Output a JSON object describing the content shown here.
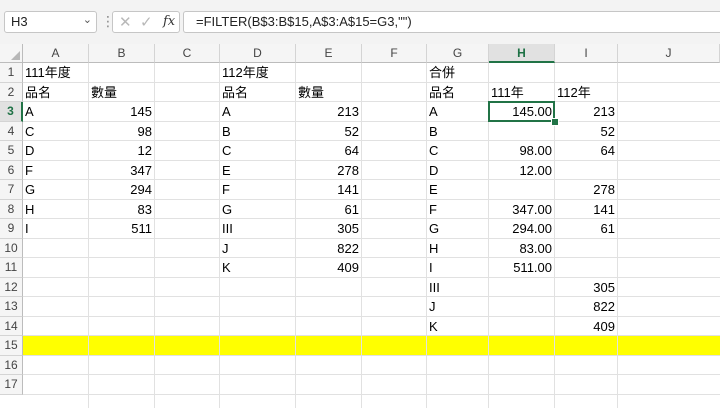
{
  "name_box": {
    "value": "H3",
    "dropdown_icon": "chevron-down-icon"
  },
  "formula_bar": {
    "fx_label": "fx",
    "cancel_icon": "close-icon",
    "enter_icon": "check-icon",
    "formula": "=FILTER(B$3:B$15,A$3:A$15=G3,\"\")"
  },
  "columns": [
    "A",
    "B",
    "C",
    "D",
    "E",
    "F",
    "G",
    "H",
    "I",
    "J"
  ],
  "rows": [
    "1",
    "2",
    "3",
    "4",
    "5",
    "6",
    "7",
    "8",
    "9",
    "10",
    "11",
    "12",
    "13",
    "14",
    "15",
    "16",
    "17"
  ],
  "active_cell": {
    "ref": "H3",
    "col": "H",
    "row": "3"
  },
  "highlight": {
    "row": "15",
    "color": "#ffff00"
  },
  "cells": [
    {
      "ref": "A1",
      "text": "111年度",
      "align": "l"
    },
    {
      "ref": "D1",
      "text": "112年度",
      "align": "l"
    },
    {
      "ref": "G1",
      "text": "合併",
      "align": "l"
    },
    {
      "ref": "A2",
      "text": "品名",
      "align": "l"
    },
    {
      "ref": "B2",
      "text": "數量",
      "align": "l"
    },
    {
      "ref": "D2",
      "text": "品名",
      "align": "l"
    },
    {
      "ref": "E2",
      "text": "數量",
      "align": "l"
    },
    {
      "ref": "G2",
      "text": "品名",
      "align": "l"
    },
    {
      "ref": "H2",
      "text": "111年",
      "align": "l"
    },
    {
      "ref": "I2",
      "text": "112年",
      "align": "l"
    },
    {
      "ref": "A3",
      "text": "A",
      "align": "l"
    },
    {
      "ref": "B3",
      "text": "145",
      "align": "r"
    },
    {
      "ref": "D3",
      "text": "A",
      "align": "l"
    },
    {
      "ref": "E3",
      "text": "213",
      "align": "r"
    },
    {
      "ref": "G3",
      "text": "A",
      "align": "l"
    },
    {
      "ref": "H3",
      "text": "145.00",
      "align": "r"
    },
    {
      "ref": "I3",
      "text": "213",
      "align": "r"
    },
    {
      "ref": "A4",
      "text": "C",
      "align": "l"
    },
    {
      "ref": "B4",
      "text": "98",
      "align": "r"
    },
    {
      "ref": "D4",
      "text": "B",
      "align": "l"
    },
    {
      "ref": "E4",
      "text": "52",
      "align": "r"
    },
    {
      "ref": "G4",
      "text": "B",
      "align": "l"
    },
    {
      "ref": "I4",
      "text": "52",
      "align": "r"
    },
    {
      "ref": "A5",
      "text": "D",
      "align": "l"
    },
    {
      "ref": "B5",
      "text": "12",
      "align": "r"
    },
    {
      "ref": "D5",
      "text": "C",
      "align": "l"
    },
    {
      "ref": "E5",
      "text": "64",
      "align": "r"
    },
    {
      "ref": "G5",
      "text": "C",
      "align": "l"
    },
    {
      "ref": "H5",
      "text": "98.00",
      "align": "r"
    },
    {
      "ref": "I5",
      "text": "64",
      "align": "r"
    },
    {
      "ref": "A6",
      "text": "F",
      "align": "l"
    },
    {
      "ref": "B6",
      "text": "347",
      "align": "r"
    },
    {
      "ref": "D6",
      "text": "E",
      "align": "l"
    },
    {
      "ref": "E6",
      "text": "278",
      "align": "r"
    },
    {
      "ref": "G6",
      "text": "D",
      "align": "l"
    },
    {
      "ref": "H6",
      "text": "12.00",
      "align": "r"
    },
    {
      "ref": "A7",
      "text": "G",
      "align": "l"
    },
    {
      "ref": "B7",
      "text": "294",
      "align": "r"
    },
    {
      "ref": "D7",
      "text": "F",
      "align": "l"
    },
    {
      "ref": "E7",
      "text": "141",
      "align": "r"
    },
    {
      "ref": "G7",
      "text": "E",
      "align": "l"
    },
    {
      "ref": "I7",
      "text": "278",
      "align": "r"
    },
    {
      "ref": "A8",
      "text": "H",
      "align": "l"
    },
    {
      "ref": "B8",
      "text": "83",
      "align": "r"
    },
    {
      "ref": "D8",
      "text": "G",
      "align": "l"
    },
    {
      "ref": "E8",
      "text": "61",
      "align": "r"
    },
    {
      "ref": "G8",
      "text": "F",
      "align": "l"
    },
    {
      "ref": "H8",
      "text": "347.00",
      "align": "r"
    },
    {
      "ref": "I8",
      "text": "141",
      "align": "r"
    },
    {
      "ref": "A9",
      "text": "I",
      "align": "l"
    },
    {
      "ref": "B9",
      "text": "511",
      "align": "r"
    },
    {
      "ref": "D9",
      "text": "III",
      "align": "l"
    },
    {
      "ref": "E9",
      "text": "305",
      "align": "r"
    },
    {
      "ref": "G9",
      "text": "G",
      "align": "l"
    },
    {
      "ref": "H9",
      "text": "294.00",
      "align": "r"
    },
    {
      "ref": "I9",
      "text": "61",
      "align": "r"
    },
    {
      "ref": "D10",
      "text": "J",
      "align": "l"
    },
    {
      "ref": "E10",
      "text": "822",
      "align": "r"
    },
    {
      "ref": "G10",
      "text": "H",
      "align": "l"
    },
    {
      "ref": "H10",
      "text": "83.00",
      "align": "r"
    },
    {
      "ref": "D11",
      "text": "K",
      "align": "l"
    },
    {
      "ref": "E11",
      "text": "409",
      "align": "r"
    },
    {
      "ref": "G11",
      "text": "I",
      "align": "l"
    },
    {
      "ref": "H11",
      "text": "511.00",
      "align": "r"
    },
    {
      "ref": "G12",
      "text": "III",
      "align": "l"
    },
    {
      "ref": "I12",
      "text": "305",
      "align": "r"
    },
    {
      "ref": "G13",
      "text": "J",
      "align": "l"
    },
    {
      "ref": "I13",
      "text": "822",
      "align": "r"
    },
    {
      "ref": "G14",
      "text": "K",
      "align": "l"
    },
    {
      "ref": "I14",
      "text": "409",
      "align": "r"
    }
  ]
}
■ ■ ■ ■ ■ ■ ■
> **JOB**
Find the count of lines in the data above where the string "icon" occurs. Provide that number alone.

> **ANSWER**
3